Entries from a visual dataset:
++++++++++++++++++++
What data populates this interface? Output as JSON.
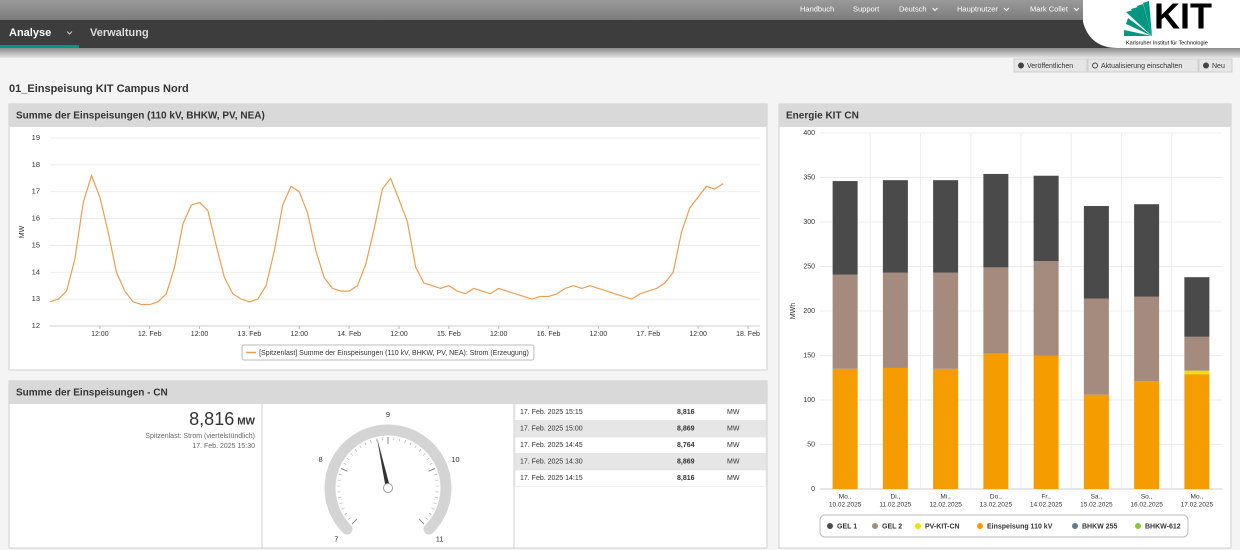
{
  "header": {
    "links": [
      "Handbuch",
      "Support",
      "Deutsch",
      "Hauptnutzer",
      "Mark Collet"
    ],
    "logo": "KIT",
    "logo_subtitle": "Karlsruher Institut für Technologie"
  },
  "tabs": [
    "Analyse",
    "Verwaltung"
  ],
  "toolbar": [
    "Veröffentlichen",
    "Aktualisierung einschalten",
    "Neu"
  ],
  "page_title": "01_Einspeisung KIT Campus Nord",
  "chart_data": [
    {
      "type": "line",
      "title": "Summe der Einspeisungen (110 kV, BHKW, PV, NEA)",
      "y_label": "MW",
      "ylim": [
        12,
        19
      ],
      "yticks": [
        12,
        13,
        14,
        15,
        16,
        17,
        18,
        19
      ],
      "grid": true,
      "categories": [
        null,
        null,
        null,
        null,
        null,
        null,
        "12:00",
        null,
        null,
        null,
        null,
        null,
        "12. Feb",
        null,
        null,
        null,
        null,
        null,
        "12:00",
        null,
        null,
        null,
        null,
        null,
        "13. Feb",
        null,
        null,
        null,
        null,
        null,
        "12:00",
        null,
        null,
        null,
        null,
        null,
        "14. Feb",
        null,
        null,
        null,
        null,
        null,
        "12:00",
        null,
        null,
        null,
        null,
        null,
        "15. Feb",
        null,
        null,
        null,
        null,
        null,
        "12:00",
        null,
        null,
        null,
        null,
        null,
        "16. Feb",
        null,
        null,
        null,
        null,
        null,
        "12:00",
        null,
        null,
        null,
        null,
        null,
        "17. Feb",
        null,
        null,
        null,
        null,
        null,
        "12:00",
        null,
        null,
        null,
        null,
        null,
        "18. Feb"
      ],
      "series": [
        {
          "name": "[Spitzenlast] Summe der Einspeisungen (110 kV, BHKW, PV, NEA): Strom (Erzeugung)",
          "color": "#e8a050",
          "values": [
            12.9,
            13.0,
            13.3,
            14.5,
            16.6,
            17.6,
            16.8,
            15.5,
            14.0,
            13.3,
            12.9,
            12.8,
            12.8,
            12.9,
            13.2,
            14.2,
            15.8,
            16.5,
            16.6,
            16.3,
            15.0,
            13.8,
            13.2,
            13.0,
            12.9,
            13.0,
            13.5,
            14.8,
            16.5,
            17.2,
            17.0,
            16.2,
            14.8,
            13.8,
            13.4,
            13.3,
            13.3,
            13.5,
            14.3,
            15.6,
            17.1,
            17.5,
            16.7,
            15.9,
            14.2,
            13.6,
            13.5,
            13.4,
            13.5,
            13.3,
            13.2,
            13.4,
            13.3,
            13.2,
            13.4,
            13.3,
            13.2,
            13.1,
            13.0,
            13.1,
            13.1,
            13.2,
            13.4,
            13.5,
            13.4,
            13.5,
            13.4,
            13.3,
            13.2,
            13.1,
            13.0,
            13.2,
            13.3,
            13.4,
            13.6,
            14.0,
            15.5,
            16.4,
            16.8,
            17.2,
            17.1,
            17.3,
            null,
            null,
            null
          ]
        }
      ],
      "legend": "bottom"
    },
    {
      "type": "stacked_bar",
      "title": "Energie KIT CN",
      "y_label": "MWh",
      "ylim": [
        0,
        400
      ],
      "yticks": [
        0,
        50,
        100,
        150,
        200,
        250,
        300,
        350,
        400
      ],
      "grid": true,
      "categories": [
        [
          "Mo.,",
          "10.02.2025"
        ],
        [
          "Di.,",
          "11.02.2025"
        ],
        [
          "Mi.,",
          "12.02.2025"
        ],
        [
          "Do.,",
          "13.02.2025"
        ],
        [
          "Fr.,",
          "14.02.2025"
        ],
        [
          "Sa.,",
          "15.02.2025"
        ],
        [
          "So.,",
          "16.02.2025"
        ],
        [
          "Mo.,",
          "17.02.2025"
        ]
      ],
      "series": [
        {
          "name": "GEL 1",
          "color": "#4a4a4a",
          "values": [
            105,
            104,
            104,
            105,
            96,
            104,
            104,
            67
          ]
        },
        {
          "name": "GEL 2",
          "color": "#a58b7e",
          "values": [
            106,
            107,
            108,
            97,
            106,
            108,
            95,
            38
          ]
        },
        {
          "name": "PV-KIT-CN",
          "color": "#f2e000",
          "values": [
            0,
            0,
            0,
            0,
            0,
            0,
            0,
            4
          ]
        },
        {
          "name": "Einspeisung 110 kV",
          "color": "#f59c00",
          "values": [
            135,
            136,
            135,
            152,
            150,
            106,
            121,
            129
          ]
        },
        {
          "name": "BHKW 255",
          "color": "#5f7d8f",
          "values": [
            0,
            0,
            0,
            0,
            0,
            0,
            0,
            0
          ]
        },
        {
          "name": "BHKW-612",
          "color": "#8cc63e",
          "values": [
            0,
            0,
            0,
            0,
            0,
            0,
            0,
            0
          ]
        }
      ],
      "legend": "bottom"
    },
    {
      "type": "gauge",
      "value": 8.816,
      "ylim": [
        7,
        11
      ],
      "yticks": [
        7,
        8,
        9,
        10,
        11
      ]
    }
  ],
  "kpi": {
    "title": "Summe der Einspeisungen - CN",
    "value": "8,816",
    "unit": "MW",
    "label": "Spitzenlast: Strom (viertelstündlich)",
    "timestamp": "17. Feb. 2025 15:30"
  },
  "table": {
    "rows": [
      [
        "17. Feb. 2025 15:15",
        "8,816",
        "MW"
      ],
      [
        "17. Feb. 2025 15:00",
        "8,869",
        "MW"
      ],
      [
        "17. Feb. 2025 14:45",
        "8,764",
        "MW"
      ],
      [
        "17. Feb. 2025 14:30",
        "8,869",
        "MW"
      ],
      [
        "17. Feb. 2025 14:15",
        "8,816",
        "MW"
      ]
    ]
  }
}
++++++++++++++++++++
=== TO BE DONE ===
Say how many lines in the entries contain the string "Summe", and leave out everything else.

=== WRITTEN SOLUTION ===
3